Written instruction:
Go through the material and pull out every line with the string "name" in it.

Dataset listings of figures:
******************************

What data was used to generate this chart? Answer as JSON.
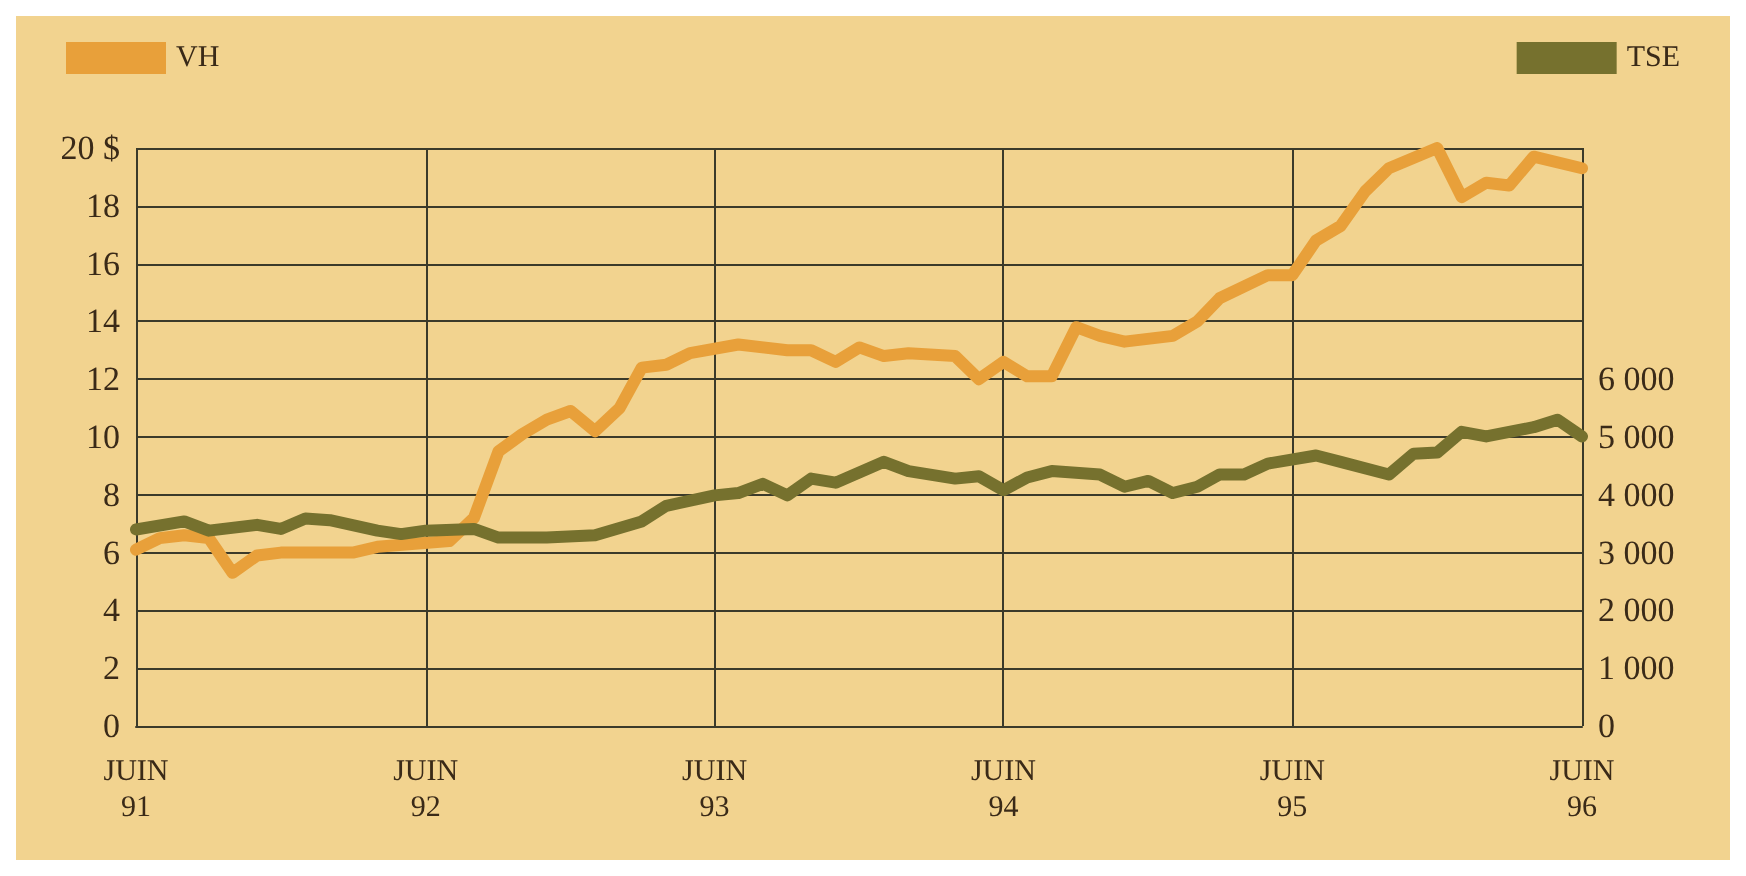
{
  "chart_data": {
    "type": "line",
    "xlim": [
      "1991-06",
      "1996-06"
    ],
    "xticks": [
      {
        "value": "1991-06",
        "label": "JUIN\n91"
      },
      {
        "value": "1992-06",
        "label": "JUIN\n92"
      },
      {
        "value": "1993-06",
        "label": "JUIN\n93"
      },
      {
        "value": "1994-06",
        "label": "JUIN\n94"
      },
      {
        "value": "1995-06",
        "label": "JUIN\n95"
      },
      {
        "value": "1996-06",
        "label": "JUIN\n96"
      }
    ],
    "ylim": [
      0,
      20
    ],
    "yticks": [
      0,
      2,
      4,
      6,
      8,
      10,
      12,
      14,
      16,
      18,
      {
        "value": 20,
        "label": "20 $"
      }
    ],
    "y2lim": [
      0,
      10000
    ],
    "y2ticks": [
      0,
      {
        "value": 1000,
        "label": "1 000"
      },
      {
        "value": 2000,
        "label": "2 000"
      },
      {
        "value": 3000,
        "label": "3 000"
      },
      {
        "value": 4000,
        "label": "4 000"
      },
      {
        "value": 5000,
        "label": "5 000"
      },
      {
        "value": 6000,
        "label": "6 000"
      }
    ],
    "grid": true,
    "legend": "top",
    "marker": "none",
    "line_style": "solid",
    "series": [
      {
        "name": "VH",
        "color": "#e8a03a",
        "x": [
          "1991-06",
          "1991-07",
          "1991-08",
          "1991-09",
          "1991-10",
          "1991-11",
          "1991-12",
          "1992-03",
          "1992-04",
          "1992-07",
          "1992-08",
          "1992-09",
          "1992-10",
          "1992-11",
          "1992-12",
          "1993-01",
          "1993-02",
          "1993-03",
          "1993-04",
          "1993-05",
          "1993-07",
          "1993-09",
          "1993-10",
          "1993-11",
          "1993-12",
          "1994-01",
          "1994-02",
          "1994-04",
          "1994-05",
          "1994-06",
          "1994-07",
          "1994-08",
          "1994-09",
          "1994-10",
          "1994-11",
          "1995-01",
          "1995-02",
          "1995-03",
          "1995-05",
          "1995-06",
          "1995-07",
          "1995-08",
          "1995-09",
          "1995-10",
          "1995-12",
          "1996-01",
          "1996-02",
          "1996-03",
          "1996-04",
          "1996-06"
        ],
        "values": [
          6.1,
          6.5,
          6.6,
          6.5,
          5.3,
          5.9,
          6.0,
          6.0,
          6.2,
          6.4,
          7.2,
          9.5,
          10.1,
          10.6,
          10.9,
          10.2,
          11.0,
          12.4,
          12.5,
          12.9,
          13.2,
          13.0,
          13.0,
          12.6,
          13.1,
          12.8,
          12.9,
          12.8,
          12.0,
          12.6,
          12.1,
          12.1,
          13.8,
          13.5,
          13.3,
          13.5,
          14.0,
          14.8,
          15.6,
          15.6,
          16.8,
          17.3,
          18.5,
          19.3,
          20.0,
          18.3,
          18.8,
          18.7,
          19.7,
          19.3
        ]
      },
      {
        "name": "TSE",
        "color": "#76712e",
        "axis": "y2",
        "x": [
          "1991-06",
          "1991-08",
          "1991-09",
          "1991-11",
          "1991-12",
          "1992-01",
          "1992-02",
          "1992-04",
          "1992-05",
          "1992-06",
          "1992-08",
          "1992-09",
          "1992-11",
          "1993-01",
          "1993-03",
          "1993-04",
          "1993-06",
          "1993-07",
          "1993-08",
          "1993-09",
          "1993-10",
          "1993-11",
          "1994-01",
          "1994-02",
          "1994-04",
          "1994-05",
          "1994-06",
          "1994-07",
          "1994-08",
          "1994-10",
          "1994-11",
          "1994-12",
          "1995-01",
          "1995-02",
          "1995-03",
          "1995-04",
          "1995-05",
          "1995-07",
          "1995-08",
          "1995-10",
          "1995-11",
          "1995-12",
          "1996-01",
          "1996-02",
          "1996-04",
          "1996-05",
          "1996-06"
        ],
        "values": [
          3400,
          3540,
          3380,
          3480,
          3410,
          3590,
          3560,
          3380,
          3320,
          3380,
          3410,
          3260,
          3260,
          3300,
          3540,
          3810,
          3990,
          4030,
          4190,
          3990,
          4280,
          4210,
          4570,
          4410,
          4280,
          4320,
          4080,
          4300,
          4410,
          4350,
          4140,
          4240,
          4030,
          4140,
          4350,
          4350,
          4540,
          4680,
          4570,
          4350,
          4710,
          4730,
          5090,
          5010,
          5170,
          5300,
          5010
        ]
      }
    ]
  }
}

******************************

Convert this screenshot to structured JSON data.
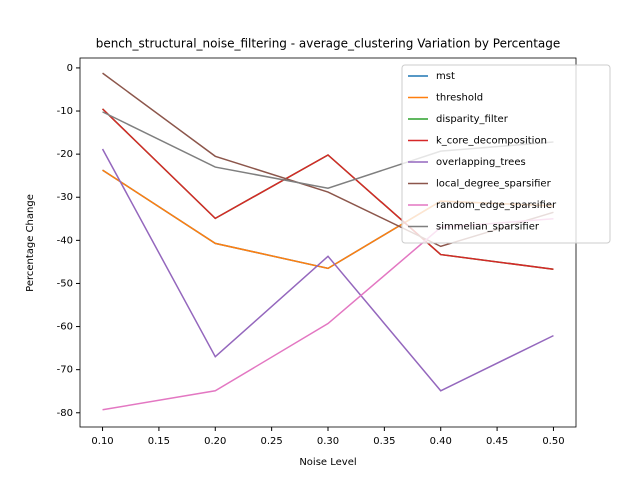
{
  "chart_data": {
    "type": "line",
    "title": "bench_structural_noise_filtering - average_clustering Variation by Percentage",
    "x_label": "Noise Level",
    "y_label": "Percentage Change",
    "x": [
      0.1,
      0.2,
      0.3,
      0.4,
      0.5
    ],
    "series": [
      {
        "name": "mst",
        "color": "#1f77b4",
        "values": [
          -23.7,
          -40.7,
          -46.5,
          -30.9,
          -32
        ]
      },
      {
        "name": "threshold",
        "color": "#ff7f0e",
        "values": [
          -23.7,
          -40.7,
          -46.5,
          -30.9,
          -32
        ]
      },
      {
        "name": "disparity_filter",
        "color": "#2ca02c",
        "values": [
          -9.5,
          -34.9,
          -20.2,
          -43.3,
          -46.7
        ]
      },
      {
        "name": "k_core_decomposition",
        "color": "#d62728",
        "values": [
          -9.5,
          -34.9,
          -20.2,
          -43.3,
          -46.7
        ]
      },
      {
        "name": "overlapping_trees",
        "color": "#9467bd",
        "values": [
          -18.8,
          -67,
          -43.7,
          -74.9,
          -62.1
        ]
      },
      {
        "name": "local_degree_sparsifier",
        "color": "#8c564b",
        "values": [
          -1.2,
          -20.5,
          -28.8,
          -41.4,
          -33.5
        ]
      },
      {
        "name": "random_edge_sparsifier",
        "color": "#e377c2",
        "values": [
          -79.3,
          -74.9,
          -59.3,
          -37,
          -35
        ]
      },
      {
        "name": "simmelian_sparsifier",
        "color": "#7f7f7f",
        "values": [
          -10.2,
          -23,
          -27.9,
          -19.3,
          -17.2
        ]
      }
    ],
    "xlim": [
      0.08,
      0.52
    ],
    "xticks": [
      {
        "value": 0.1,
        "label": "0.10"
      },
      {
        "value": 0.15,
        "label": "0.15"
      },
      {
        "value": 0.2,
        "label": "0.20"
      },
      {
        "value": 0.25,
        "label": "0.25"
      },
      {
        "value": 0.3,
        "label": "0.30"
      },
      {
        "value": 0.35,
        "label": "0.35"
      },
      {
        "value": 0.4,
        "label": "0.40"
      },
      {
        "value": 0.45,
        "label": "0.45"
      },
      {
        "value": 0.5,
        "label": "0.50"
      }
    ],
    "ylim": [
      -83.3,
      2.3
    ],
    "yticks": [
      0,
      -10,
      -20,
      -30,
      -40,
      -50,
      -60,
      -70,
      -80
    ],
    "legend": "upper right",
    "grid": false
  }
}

******************************

Problem solution:
        "name": "VH",
        "name": "TSE",
        "name": "mst",
        "name": "threshold",
        "name": "disparity_filter",
        "name": "k_core_decomposition",
        "name": "overlapping_trees",
        "name": "local_degree_sparsifier",
        "name": "random_edge_sparsifier",
        "name": "simmelian_sparsifier",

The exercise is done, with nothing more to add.